→ **Article**:
-- Begin --
So you’re a newbie DM, and you’re trying to decide whether or not you are going to run a little bit of Dark Sun for your group. Here are a few things you’ll need to keep in mind if you do, as the standard fantasy fare won’t really apply to the world of Athas. And what’s the point of playing in Dark Sun if you aren’t going to give it the feel of the setting? All this is touched on and explained in the book, I am merely highlighting how important it is to follow this in order to give your game the authentic Dark Sun flavor.
- Athas is a desert. Now would be a good a time as any and take a refresher course on using the Environmental Dangers rules on page 159 of your DMG. Endurance checks, effects of thirst, and rules on weather should be used to help capture the feel of the world, and reinforce to your players that this is a brutal setting. The book also introduces a mechanic called “Survival Days” which is a shorthand way to track and manage supplies for treks out in the desert.
- Keep in mind the scarcity of metal in the world. It would really be a rare occurrence for a PC to have metal weapons. Instead, weapons are made of items such as bones, or wood, and have a chance to break upon use via the Weapon Breakage rule. I experienced this rule at Gencon, and it was pretty cool. My weapon broke as I stuck it in some guy’s gut
- There are no gods, so divine characters are not really part of the world. You can make them be if you can come up with a reasonable explanation, but my suggestion would be to leave them out and keep with the feel and flavor of the world.
- Races have been turned on their heads. There are no rivers, so for example Halflings aren’t water gypsies, but rather an ancient race of nature lovers who have no problem eating other people in order to survive. And elves? They are desert nomads who live off trading and peddling their wares. Keep in mind and read the races material in the book, so your players aren’t taken by surprise when a Halfling tries to eat a PC.
- Arcane Magic defiles the land. When an arcane powered PC uses his magic, he withers plants around him into ash, he sucks the life from the animals and people around him, and renders the land under his feet completely unarable. All this is explained in the book, and is one of the most iconic things about Athas. (EDIT: It was pointed out by a commenter below that a PC can choose to NOT defile, and he’s right. It’s called Preserving, so you Arcane kids can choose your classes and not worry too much about it. You can defile if you want, it is nasty.)
-- End --
→ **Record set**:
-- Begin --
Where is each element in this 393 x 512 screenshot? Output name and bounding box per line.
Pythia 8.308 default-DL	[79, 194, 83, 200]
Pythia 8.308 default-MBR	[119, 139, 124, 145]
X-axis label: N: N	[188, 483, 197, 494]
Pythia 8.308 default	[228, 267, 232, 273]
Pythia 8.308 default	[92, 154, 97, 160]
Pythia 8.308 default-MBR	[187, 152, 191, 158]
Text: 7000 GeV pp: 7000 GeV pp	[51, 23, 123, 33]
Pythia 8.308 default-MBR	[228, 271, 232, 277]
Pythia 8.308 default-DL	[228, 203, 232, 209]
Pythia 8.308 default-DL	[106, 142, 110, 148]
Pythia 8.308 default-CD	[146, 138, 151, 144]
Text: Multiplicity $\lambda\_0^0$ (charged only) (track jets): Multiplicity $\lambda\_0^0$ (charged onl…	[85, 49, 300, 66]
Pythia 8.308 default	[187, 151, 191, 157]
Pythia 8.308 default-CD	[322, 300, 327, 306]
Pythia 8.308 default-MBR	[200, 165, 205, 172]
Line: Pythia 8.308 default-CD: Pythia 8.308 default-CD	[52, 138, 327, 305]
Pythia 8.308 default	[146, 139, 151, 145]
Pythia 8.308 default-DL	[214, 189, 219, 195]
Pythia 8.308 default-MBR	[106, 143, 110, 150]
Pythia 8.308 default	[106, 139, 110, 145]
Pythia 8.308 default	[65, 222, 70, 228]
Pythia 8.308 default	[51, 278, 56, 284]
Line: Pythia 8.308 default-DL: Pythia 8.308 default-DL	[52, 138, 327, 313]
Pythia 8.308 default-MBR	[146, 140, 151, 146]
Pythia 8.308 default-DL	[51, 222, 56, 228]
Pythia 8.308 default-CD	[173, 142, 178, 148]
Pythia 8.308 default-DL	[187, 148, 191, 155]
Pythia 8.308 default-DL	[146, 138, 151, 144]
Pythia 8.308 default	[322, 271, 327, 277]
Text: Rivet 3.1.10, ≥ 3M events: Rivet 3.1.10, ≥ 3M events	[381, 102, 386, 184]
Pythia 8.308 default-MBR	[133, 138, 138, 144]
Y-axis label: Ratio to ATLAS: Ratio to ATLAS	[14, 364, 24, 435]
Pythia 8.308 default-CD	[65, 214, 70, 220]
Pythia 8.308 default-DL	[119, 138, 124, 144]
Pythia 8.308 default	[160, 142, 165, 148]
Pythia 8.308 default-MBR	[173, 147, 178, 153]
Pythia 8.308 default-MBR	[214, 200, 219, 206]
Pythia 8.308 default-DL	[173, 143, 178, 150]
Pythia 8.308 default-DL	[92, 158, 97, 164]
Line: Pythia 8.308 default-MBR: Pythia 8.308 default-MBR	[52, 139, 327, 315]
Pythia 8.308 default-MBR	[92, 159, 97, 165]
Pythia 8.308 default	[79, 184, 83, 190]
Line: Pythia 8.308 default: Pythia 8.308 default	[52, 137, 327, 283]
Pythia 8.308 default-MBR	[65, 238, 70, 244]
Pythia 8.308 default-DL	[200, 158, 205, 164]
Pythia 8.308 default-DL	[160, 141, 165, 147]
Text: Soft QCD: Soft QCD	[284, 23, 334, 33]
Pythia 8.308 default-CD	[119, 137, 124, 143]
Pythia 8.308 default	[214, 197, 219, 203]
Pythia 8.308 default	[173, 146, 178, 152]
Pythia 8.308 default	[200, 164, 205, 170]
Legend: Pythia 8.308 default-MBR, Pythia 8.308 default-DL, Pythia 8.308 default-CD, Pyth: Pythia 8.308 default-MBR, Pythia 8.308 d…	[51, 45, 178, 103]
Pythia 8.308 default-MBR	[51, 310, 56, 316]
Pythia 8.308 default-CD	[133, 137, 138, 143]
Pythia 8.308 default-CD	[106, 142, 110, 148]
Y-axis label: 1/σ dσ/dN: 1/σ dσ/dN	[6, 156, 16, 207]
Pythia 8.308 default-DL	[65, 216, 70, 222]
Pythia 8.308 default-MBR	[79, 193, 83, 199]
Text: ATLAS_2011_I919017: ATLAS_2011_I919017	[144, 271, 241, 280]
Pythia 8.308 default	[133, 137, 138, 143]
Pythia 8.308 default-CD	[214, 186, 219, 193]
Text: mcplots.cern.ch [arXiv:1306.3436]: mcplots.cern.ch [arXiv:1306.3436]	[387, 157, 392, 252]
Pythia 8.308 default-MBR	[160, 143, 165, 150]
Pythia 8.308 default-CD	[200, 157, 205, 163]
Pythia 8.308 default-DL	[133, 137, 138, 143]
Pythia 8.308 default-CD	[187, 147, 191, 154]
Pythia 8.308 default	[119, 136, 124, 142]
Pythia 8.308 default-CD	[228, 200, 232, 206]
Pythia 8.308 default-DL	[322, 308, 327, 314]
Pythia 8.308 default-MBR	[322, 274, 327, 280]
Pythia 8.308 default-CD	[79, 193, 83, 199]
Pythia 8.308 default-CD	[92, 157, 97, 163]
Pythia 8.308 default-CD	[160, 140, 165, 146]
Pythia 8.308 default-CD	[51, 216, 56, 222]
-- End --
→ **What you will do**:
[1] Reproduce the passage of the Dark Sun post starting at "- Athas is a" and ending at "in the desert.", word for word.
[2] Select every line of the listing that contains the string "label", matching case exactly.

→ **Exercise responses**:
[1]
- Athas is a desert. Now would be a good a time as any and take a refresher course on using the Environmental Dangers rules on page 159 of your DMG. Endurance checks, effects of thirst, and rules on weather should be used to help capture the feel of the world, and reinforce to your players that this is a brutal setting. The book also introduces a mechanic called “Survival Days” which is a shorthand way to track and manage supplies for treks out in the desert.

[2]
X-axis label: N: N	[188, 483, 197, 494]
Y-axis label: Ratio to ATLAS: Ratio to ATLAS	[14, 364, 24, 435]
Y-axis label: 1/σ dσ/dN: 1/σ dσ/dN	[6, 156, 16, 207]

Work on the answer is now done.